--- Start ---
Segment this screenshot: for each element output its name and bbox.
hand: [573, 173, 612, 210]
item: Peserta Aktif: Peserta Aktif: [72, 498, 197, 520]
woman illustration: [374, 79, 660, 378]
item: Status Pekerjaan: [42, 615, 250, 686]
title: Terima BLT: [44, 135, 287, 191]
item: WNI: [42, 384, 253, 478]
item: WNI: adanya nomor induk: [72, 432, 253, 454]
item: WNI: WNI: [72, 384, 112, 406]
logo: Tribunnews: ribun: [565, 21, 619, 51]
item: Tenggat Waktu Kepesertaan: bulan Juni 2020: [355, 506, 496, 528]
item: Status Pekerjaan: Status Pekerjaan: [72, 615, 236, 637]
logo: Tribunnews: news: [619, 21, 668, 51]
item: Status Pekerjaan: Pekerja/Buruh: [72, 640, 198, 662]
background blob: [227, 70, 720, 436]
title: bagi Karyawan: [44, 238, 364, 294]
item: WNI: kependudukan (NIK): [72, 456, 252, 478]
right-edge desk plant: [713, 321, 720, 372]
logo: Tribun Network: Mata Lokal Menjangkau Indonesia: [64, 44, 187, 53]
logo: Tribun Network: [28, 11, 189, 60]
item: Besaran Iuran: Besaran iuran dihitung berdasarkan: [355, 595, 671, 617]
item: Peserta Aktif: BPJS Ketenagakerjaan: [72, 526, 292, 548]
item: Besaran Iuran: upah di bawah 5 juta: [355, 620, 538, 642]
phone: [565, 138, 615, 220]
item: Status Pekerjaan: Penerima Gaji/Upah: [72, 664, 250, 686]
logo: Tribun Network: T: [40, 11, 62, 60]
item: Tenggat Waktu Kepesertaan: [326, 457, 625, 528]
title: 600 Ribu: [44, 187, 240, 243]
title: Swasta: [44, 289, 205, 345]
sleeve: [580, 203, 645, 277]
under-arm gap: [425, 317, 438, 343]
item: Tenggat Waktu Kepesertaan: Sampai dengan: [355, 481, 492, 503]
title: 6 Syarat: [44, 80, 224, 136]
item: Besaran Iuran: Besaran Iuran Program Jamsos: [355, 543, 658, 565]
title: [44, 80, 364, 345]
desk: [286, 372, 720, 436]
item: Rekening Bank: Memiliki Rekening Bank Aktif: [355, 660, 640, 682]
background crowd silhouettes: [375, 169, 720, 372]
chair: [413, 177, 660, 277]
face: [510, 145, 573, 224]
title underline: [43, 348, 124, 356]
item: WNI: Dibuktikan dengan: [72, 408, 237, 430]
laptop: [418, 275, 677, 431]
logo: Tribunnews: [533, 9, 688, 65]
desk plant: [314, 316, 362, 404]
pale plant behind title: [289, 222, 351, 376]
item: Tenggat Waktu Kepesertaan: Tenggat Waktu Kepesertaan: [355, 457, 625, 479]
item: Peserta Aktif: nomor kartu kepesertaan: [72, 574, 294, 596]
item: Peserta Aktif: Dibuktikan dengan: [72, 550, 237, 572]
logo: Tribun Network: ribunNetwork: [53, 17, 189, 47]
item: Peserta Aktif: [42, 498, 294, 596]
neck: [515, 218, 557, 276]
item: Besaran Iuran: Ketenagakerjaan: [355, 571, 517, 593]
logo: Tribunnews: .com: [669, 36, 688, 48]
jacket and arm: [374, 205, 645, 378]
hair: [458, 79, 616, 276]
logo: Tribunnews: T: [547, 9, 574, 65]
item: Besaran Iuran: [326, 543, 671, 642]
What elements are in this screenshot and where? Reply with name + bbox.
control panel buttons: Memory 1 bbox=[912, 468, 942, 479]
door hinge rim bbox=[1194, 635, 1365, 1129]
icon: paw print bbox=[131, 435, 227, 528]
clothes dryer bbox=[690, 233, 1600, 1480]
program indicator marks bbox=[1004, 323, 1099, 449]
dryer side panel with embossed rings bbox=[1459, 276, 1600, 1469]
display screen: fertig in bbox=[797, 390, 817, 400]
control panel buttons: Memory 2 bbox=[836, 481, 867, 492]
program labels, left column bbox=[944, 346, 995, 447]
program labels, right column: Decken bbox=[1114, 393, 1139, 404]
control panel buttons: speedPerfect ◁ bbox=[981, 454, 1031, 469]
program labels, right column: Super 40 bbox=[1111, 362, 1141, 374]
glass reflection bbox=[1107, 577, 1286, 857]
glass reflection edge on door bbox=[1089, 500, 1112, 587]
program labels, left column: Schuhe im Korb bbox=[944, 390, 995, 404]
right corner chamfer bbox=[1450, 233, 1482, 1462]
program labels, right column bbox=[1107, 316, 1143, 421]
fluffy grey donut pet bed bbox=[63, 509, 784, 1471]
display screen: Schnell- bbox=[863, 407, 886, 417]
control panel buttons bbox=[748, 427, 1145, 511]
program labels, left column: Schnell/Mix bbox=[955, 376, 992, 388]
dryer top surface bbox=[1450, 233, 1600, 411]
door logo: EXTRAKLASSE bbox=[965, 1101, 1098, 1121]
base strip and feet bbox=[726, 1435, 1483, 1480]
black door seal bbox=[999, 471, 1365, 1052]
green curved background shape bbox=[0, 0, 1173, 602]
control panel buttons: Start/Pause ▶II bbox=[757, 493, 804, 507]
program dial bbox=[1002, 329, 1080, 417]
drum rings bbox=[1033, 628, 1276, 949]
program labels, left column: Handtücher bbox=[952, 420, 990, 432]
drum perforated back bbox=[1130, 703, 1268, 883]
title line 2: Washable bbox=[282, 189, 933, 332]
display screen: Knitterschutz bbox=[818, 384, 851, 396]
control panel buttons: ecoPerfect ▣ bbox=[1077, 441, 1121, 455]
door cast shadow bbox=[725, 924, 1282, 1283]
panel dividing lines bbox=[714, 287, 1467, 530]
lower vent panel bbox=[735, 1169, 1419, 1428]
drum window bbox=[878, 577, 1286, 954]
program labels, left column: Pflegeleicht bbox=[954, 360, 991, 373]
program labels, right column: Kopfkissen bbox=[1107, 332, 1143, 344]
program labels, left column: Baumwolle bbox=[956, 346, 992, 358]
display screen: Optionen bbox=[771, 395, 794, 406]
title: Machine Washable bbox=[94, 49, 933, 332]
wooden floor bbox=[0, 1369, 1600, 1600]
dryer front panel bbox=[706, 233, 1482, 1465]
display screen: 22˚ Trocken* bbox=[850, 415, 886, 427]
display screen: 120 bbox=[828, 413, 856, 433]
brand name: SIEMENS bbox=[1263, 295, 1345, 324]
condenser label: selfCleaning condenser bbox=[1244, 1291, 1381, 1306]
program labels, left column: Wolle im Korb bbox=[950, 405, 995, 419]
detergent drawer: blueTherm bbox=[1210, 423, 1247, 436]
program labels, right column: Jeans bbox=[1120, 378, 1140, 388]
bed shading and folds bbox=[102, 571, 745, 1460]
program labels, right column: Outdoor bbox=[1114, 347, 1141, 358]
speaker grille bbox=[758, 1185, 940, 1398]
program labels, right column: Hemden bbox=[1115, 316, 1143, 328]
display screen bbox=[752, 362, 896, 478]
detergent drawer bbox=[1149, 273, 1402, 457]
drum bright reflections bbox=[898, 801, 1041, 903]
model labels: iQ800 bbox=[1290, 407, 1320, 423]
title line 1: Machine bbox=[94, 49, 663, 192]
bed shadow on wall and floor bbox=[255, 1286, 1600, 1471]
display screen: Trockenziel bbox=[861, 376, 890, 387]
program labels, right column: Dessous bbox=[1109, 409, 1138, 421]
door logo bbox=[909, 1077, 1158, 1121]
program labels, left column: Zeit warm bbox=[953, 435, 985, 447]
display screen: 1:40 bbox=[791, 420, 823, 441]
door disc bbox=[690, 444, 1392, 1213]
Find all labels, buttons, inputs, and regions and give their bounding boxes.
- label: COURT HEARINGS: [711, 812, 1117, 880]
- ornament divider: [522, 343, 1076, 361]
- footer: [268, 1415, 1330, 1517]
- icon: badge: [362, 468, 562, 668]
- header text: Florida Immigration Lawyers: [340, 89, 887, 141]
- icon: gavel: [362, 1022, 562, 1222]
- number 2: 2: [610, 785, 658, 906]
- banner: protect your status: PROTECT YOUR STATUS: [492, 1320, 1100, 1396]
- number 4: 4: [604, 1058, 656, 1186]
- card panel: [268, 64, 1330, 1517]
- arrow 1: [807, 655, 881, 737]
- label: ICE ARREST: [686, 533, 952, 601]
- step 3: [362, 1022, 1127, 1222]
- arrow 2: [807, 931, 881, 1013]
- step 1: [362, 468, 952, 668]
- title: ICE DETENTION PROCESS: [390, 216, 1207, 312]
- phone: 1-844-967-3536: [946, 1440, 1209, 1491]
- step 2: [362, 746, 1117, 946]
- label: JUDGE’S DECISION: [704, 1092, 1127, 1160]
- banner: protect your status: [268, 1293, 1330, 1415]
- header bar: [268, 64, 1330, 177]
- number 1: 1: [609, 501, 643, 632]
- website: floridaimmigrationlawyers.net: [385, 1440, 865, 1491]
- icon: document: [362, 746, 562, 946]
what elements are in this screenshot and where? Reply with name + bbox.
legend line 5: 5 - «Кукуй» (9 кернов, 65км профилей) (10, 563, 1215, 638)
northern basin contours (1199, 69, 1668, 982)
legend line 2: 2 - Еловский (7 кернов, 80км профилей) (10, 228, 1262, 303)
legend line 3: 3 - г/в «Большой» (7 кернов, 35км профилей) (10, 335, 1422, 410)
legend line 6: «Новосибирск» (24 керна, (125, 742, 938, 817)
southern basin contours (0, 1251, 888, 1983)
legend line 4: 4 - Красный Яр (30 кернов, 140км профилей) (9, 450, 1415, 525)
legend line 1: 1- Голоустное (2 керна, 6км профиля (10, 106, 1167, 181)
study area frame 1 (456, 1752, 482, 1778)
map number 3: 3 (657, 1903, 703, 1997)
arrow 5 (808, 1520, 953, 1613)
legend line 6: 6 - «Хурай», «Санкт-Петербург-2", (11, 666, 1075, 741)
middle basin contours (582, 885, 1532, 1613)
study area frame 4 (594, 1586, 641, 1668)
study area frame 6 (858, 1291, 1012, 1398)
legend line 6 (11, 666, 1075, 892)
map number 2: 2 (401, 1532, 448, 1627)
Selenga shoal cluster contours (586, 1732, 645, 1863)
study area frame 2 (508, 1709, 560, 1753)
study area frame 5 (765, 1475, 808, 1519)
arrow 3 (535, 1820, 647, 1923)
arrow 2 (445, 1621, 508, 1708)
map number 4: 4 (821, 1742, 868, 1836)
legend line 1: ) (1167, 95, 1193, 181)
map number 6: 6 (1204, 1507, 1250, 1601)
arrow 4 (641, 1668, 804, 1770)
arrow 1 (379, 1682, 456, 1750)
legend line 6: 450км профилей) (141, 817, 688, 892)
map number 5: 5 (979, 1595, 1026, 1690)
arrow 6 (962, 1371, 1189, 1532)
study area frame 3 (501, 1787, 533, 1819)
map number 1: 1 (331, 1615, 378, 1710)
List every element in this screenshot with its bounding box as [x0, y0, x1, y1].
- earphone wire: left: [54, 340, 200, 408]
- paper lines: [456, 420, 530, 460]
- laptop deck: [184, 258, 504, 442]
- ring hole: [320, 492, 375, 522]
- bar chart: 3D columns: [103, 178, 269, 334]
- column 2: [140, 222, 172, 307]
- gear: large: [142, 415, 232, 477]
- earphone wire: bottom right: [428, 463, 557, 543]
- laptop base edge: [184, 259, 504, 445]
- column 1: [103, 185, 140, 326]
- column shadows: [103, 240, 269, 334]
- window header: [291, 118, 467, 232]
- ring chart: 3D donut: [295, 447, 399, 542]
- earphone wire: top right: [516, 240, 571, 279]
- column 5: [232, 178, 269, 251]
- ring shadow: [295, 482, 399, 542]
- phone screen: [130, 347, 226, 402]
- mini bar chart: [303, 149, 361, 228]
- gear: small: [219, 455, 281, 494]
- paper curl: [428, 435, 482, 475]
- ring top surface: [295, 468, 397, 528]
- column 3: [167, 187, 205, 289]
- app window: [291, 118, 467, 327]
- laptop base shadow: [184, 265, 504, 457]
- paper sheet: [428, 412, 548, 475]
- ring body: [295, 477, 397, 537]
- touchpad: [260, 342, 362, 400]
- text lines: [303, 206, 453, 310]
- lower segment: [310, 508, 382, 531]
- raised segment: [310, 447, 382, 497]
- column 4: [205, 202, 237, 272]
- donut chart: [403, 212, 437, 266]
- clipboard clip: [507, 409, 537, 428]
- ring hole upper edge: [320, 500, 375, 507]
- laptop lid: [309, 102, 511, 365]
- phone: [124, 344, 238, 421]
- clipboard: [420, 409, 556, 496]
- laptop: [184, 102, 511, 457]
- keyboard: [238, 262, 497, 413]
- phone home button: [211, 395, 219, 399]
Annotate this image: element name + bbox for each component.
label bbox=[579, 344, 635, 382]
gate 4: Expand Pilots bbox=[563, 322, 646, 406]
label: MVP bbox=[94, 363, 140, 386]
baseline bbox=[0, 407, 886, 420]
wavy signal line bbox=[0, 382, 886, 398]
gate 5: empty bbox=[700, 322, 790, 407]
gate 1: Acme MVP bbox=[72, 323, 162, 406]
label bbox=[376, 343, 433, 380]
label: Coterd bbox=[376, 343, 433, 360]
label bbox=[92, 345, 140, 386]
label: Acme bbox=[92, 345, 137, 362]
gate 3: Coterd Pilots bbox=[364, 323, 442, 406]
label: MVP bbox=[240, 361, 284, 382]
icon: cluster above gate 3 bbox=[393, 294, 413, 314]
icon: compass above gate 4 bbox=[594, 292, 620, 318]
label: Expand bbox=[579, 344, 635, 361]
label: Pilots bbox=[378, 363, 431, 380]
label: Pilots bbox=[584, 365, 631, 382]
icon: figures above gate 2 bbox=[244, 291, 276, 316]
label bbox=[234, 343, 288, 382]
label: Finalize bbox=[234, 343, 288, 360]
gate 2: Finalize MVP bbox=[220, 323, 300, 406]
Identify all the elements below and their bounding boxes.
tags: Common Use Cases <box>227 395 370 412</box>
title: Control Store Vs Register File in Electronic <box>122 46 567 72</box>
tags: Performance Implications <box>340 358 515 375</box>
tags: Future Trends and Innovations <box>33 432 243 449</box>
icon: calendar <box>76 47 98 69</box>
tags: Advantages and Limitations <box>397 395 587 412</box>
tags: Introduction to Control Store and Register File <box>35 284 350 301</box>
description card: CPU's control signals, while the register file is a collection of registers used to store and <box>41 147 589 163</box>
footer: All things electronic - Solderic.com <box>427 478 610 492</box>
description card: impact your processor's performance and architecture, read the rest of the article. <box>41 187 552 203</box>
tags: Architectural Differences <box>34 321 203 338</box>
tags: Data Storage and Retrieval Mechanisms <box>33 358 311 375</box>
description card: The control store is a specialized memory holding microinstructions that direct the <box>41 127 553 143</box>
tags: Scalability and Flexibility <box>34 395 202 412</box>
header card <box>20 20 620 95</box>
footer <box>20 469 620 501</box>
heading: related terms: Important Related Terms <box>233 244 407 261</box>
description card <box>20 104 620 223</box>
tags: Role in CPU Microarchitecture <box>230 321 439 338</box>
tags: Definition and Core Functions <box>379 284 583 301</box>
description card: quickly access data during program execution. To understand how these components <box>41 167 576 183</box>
--- End ---
SET TASK =
Render the lines from the start of the rows through the line holding "item: Tenggat Waktu Kepesertaan: bulan", inclusive, as a Markdown table with two columns, n for the line's number and Line for its text, leaving out any blank lines.

TASK OUTPUT =
| n | Line |
|---|---|
| 1 | Segment this screenshot: for each element output its name and bbox. |
| 2 | hand: [573, 173, 612, 210] |
| 3 | item: Peserta Aktif: Peserta Aktif: [72, 498, 197, 520] |
| 4 | woman illustration: [374, 79, 660, 378] |
| 5 | item: Status Pekerjaan: [42, 615, 250, 686] |
| 6 | title: Terima BLT: [44, 135, 287, 191] |
| 7 | item: WNI: [42, 384, 253, 478] |
| 8 | item: WNI: adanya nomor induk: [72, 432, 253, 454] |
| 9 | item: WNI: WNI: [72, 384, 112, 406] |
| 10 | logo: Tribunnews: ribun: [565, 21, 619, 51] |
| 11 | item: Tenggat Waktu Kepesertaan: bulan Juni 2020: [355, 506, 496, 528] |